Aim: Some lines in the listing below may include the string "image". How many are there? Give only the number.
* * *
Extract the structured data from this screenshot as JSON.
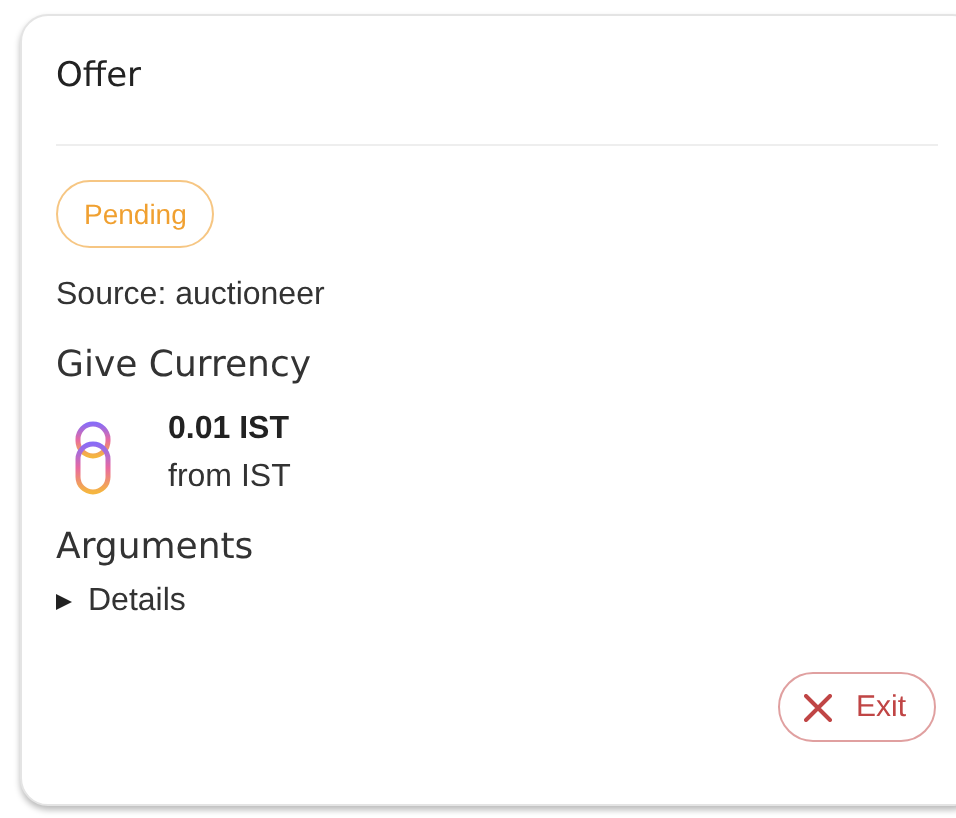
{
  "card": {
    "title": "Offer"
  },
  "status": {
    "label": "Pending",
    "kind": "pending"
  },
  "source": "Source: auctioneer",
  "give": {
    "heading": "Give Currency",
    "amount": "0.01 IST",
    "from": "from IST"
  },
  "arguments": {
    "heading": "Arguments",
    "details": {
      "label": "Details",
      "expanded": false
    }
  },
  "buttons": [
    {
      "label": "Exit",
      "kind": "exit"
    }
  ]
}
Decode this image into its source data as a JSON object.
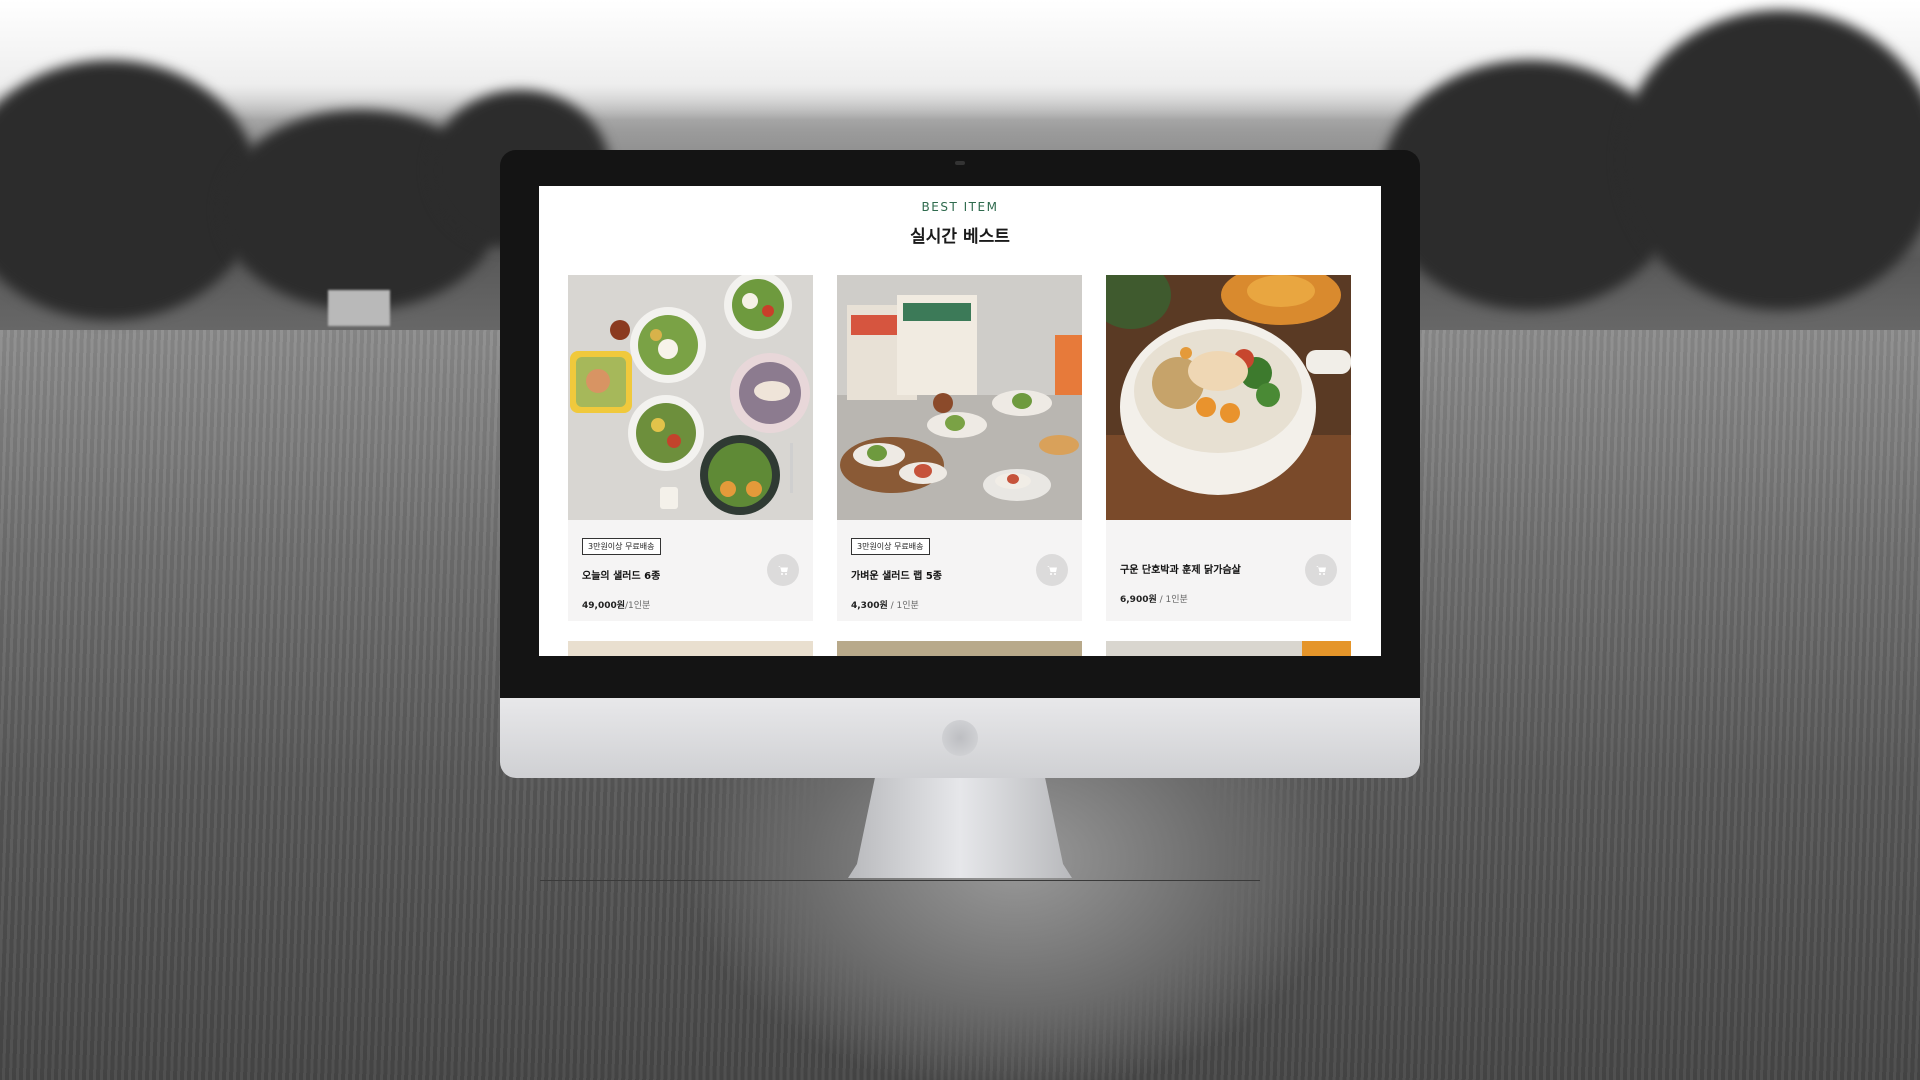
{
  "screen": {
    "eyebrow": "BEST ITEM",
    "title": "실시간 베스트"
  },
  "products": [
    {
      "badge": "3만원이상 무료배송",
      "name": "오늘의 샐러드 6종",
      "price": "49,000원",
      "unit": "/1인분",
      "image": "salad-platter-photo"
    },
    {
      "badge": "3만원이상 무료배송",
      "name": "가벼운 샐러드 랩 5종",
      "price": "4,300원",
      "unit": " / 1인분",
      "image": "salad-wrap-photo"
    },
    {
      "badge": "",
      "name": "구운 단호박과 훈제 닭가슴살",
      "price": "6,900원",
      "unit": " / 1인분",
      "image": "pumpkin-chicken-bowl-photo"
    }
  ],
  "colors": {
    "accent_green": "#2f6b4e",
    "card_bg": "#f5f4f4",
    "cart_button": "#dcdbdb"
  },
  "icons": {
    "cart": "cart-icon"
  }
}
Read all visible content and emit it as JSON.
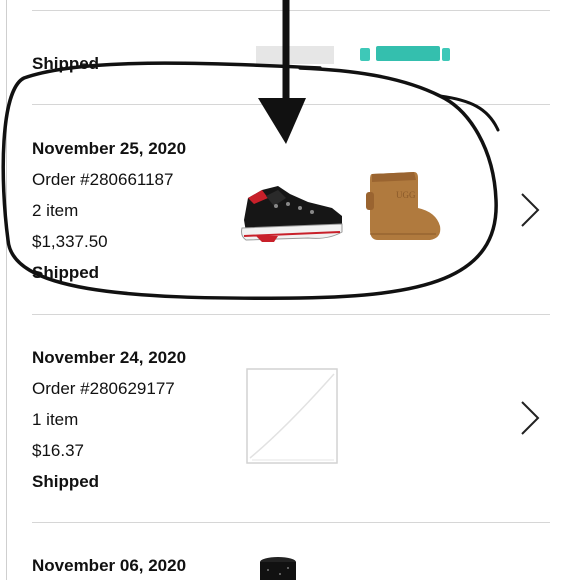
{
  "orders": [
    {
      "date": "",
      "order_number": "",
      "items": "",
      "total": "",
      "status": "Shipped"
    },
    {
      "date": "November 25, 2020",
      "order_number": "Order #280661187",
      "items": "2 item",
      "total": "$1,337.50",
      "status": "Shipped"
    },
    {
      "date": "November 24, 2020",
      "order_number": "Order #280629177",
      "items": "1 item",
      "total": "$16.37",
      "status": "Shipped"
    },
    {
      "date": "November 06, 2020"
    }
  ],
  "icons": {
    "chevron": "chevron-right-icon",
    "arrow": "down-arrow",
    "annotation": "hand-drawn-circle"
  },
  "colors": {
    "text": "#111111",
    "divider": "#d6d6d6",
    "teal_product": "#3ec8b8",
    "boot": "#b07a3e",
    "sneaker_sole_red": "#c8202a"
  }
}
* * *
Answer for the task: 4